Begin

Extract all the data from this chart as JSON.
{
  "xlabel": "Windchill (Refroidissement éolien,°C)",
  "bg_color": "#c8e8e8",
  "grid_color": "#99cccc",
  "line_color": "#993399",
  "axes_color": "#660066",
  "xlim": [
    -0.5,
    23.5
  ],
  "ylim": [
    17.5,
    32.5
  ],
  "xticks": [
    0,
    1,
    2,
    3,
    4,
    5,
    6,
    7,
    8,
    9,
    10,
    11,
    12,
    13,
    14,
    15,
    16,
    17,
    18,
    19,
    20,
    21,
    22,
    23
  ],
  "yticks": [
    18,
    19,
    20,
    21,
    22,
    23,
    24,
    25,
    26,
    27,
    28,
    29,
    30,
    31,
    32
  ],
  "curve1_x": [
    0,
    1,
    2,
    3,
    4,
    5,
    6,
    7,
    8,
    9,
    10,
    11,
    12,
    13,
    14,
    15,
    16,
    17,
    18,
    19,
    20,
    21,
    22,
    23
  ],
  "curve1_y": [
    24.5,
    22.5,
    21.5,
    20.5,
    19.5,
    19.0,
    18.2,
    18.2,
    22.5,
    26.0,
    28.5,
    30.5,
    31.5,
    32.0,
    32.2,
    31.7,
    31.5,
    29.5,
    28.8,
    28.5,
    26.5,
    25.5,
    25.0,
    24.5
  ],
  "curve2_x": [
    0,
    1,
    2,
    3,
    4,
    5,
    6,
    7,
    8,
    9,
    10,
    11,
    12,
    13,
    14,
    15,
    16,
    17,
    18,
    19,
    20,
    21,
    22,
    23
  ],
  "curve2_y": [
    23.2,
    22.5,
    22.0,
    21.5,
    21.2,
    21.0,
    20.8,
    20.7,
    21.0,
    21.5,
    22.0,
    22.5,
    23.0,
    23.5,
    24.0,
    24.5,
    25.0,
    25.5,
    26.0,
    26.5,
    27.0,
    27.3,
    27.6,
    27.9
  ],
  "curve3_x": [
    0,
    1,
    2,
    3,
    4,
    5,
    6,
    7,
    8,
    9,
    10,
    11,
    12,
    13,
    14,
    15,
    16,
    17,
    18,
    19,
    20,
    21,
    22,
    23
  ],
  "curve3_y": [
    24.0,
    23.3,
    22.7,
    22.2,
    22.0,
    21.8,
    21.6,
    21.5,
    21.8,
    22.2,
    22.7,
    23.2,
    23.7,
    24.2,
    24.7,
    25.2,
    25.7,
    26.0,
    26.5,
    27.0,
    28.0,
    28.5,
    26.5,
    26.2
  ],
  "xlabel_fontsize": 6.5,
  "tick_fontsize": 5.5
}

End

WORK TO BE COMPLETED: Working from the material above, retype it in its entirety without change.

THE RESULT:
Extract all the data from this chart as JSON.
{
  "xlabel": "Windchill (Refroidissement éolien,°C)",
  "bg_color": "#c8e8e8",
  "grid_color": "#99cccc",
  "line_color": "#993399",
  "axes_color": "#660066",
  "xlim": [
    -0.5,
    23.5
  ],
  "ylim": [
    17.5,
    32.5
  ],
  "xticks": [
    0,
    1,
    2,
    3,
    4,
    5,
    6,
    7,
    8,
    9,
    10,
    11,
    12,
    13,
    14,
    15,
    16,
    17,
    18,
    19,
    20,
    21,
    22,
    23
  ],
  "yticks": [
    18,
    19,
    20,
    21,
    22,
    23,
    24,
    25,
    26,
    27,
    28,
    29,
    30,
    31,
    32
  ],
  "curve1_x": [
    0,
    1,
    2,
    3,
    4,
    5,
    6,
    7,
    8,
    9,
    10,
    11,
    12,
    13,
    14,
    15,
    16,
    17,
    18,
    19,
    20,
    21,
    22,
    23
  ],
  "curve1_y": [
    24.5,
    22.5,
    21.5,
    20.5,
    19.5,
    19.0,
    18.2,
    18.2,
    22.5,
    26.0,
    28.5,
    30.5,
    31.5,
    32.0,
    32.2,
    31.7,
    31.5,
    29.5,
    28.8,
    28.5,
    26.5,
    25.5,
    25.0,
    24.5
  ],
  "curve2_x": [
    0,
    1,
    2,
    3,
    4,
    5,
    6,
    7,
    8,
    9,
    10,
    11,
    12,
    13,
    14,
    15,
    16,
    17,
    18,
    19,
    20,
    21,
    22,
    23
  ],
  "curve2_y": [
    23.2,
    22.5,
    22.0,
    21.5,
    21.2,
    21.0,
    20.8,
    20.7,
    21.0,
    21.5,
    22.0,
    22.5,
    23.0,
    23.5,
    24.0,
    24.5,
    25.0,
    25.5,
    26.0,
    26.5,
    27.0,
    27.3,
    27.6,
    27.9
  ],
  "curve3_x": [
    0,
    1,
    2,
    3,
    4,
    5,
    6,
    7,
    8,
    9,
    10,
    11,
    12,
    13,
    14,
    15,
    16,
    17,
    18,
    19,
    20,
    21,
    22,
    23
  ],
  "curve3_y": [
    24.0,
    23.3,
    22.7,
    22.2,
    22.0,
    21.8,
    21.6,
    21.5,
    21.8,
    22.2,
    22.7,
    23.2,
    23.7,
    24.2,
    24.7,
    25.2,
    25.7,
    26.0,
    26.5,
    27.0,
    28.0,
    28.5,
    26.5,
    26.2
  ],
  "xlabel_fontsize": 6.5,
  "tick_fontsize": 5.5
}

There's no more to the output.